**OBJECTIVE:**
Pull every line containing "this" out of the material below.
* * * * *
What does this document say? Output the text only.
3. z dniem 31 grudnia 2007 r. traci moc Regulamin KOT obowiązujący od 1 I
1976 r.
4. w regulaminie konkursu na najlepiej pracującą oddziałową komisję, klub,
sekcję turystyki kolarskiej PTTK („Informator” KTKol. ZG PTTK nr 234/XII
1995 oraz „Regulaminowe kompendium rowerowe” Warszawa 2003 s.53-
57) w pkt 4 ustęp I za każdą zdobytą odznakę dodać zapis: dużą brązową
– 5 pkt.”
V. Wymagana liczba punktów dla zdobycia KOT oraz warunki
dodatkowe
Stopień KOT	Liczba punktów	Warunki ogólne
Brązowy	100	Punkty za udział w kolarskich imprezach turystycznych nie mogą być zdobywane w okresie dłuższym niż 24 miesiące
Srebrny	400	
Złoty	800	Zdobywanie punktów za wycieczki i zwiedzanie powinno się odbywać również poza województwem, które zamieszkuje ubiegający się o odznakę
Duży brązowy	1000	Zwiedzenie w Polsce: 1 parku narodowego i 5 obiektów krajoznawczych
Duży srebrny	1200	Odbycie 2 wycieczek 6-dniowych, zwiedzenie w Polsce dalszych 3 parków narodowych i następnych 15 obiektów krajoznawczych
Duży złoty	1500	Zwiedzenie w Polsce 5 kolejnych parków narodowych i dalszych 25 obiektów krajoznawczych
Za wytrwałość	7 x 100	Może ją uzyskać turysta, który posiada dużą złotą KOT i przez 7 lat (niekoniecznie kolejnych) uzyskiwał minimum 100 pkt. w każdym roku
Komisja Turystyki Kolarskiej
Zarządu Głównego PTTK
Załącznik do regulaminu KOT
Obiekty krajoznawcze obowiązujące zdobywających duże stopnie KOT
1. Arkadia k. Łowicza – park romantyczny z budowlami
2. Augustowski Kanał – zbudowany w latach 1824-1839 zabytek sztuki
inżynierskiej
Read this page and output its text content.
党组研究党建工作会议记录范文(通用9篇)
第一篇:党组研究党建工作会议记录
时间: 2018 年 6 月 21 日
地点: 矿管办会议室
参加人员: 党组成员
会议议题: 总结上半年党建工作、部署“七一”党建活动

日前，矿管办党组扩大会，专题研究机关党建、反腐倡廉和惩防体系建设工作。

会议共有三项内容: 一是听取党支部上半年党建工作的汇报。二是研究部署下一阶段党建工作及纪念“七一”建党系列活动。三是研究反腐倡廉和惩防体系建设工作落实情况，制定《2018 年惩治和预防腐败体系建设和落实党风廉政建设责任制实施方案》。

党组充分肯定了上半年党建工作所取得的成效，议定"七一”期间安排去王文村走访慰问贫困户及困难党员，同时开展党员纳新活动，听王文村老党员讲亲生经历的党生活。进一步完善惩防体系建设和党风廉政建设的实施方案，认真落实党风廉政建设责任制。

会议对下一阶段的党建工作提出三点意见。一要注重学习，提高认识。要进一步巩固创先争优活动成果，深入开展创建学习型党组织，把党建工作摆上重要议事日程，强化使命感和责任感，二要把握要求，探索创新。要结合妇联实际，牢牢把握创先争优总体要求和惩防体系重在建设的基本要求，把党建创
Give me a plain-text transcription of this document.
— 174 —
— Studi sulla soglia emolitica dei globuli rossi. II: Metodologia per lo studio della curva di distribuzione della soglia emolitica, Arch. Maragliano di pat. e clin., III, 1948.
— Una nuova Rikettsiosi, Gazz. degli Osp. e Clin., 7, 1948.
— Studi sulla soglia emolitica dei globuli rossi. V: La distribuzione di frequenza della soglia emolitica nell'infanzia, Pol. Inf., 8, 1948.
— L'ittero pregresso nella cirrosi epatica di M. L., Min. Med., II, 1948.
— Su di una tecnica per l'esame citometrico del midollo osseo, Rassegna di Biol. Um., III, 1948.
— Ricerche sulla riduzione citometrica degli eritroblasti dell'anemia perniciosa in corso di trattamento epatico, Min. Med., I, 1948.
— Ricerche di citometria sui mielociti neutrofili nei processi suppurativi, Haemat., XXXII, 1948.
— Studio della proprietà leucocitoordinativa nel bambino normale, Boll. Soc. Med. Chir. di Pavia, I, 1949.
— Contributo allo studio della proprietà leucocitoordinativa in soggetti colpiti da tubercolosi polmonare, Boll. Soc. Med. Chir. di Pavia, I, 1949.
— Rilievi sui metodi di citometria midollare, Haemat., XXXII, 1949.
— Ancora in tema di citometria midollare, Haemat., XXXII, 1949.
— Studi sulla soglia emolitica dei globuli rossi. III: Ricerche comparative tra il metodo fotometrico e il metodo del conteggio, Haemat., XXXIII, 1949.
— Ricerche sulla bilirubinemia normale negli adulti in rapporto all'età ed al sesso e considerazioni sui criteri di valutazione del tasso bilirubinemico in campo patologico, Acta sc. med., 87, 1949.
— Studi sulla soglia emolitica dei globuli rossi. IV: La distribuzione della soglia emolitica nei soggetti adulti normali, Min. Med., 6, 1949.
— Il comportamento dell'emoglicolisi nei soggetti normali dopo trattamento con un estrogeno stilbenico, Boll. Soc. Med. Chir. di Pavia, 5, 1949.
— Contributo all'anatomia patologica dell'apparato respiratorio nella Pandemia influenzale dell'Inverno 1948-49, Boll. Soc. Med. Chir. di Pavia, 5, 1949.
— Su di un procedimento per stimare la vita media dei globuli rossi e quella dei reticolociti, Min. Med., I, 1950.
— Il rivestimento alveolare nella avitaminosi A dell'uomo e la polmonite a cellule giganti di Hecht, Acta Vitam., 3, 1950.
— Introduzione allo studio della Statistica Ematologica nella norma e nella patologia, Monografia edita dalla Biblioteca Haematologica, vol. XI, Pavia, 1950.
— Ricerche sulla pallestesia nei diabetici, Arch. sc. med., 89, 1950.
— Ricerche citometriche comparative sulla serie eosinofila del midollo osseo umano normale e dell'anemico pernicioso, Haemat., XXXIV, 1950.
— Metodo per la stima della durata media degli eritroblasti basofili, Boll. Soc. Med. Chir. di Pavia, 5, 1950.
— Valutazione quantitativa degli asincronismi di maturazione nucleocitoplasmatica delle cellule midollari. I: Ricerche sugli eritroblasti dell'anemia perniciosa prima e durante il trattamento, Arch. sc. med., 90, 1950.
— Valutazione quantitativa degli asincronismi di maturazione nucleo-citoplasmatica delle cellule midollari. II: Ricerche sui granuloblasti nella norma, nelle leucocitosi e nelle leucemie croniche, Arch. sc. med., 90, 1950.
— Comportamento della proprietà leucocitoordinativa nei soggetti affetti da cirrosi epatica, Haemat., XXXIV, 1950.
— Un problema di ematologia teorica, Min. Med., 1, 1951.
* * * * *
**COMPLETE RESPONSE:**
What does this document say? Output the text only.
Read this page and output its text content.
Give me a plain-text transcription of this document.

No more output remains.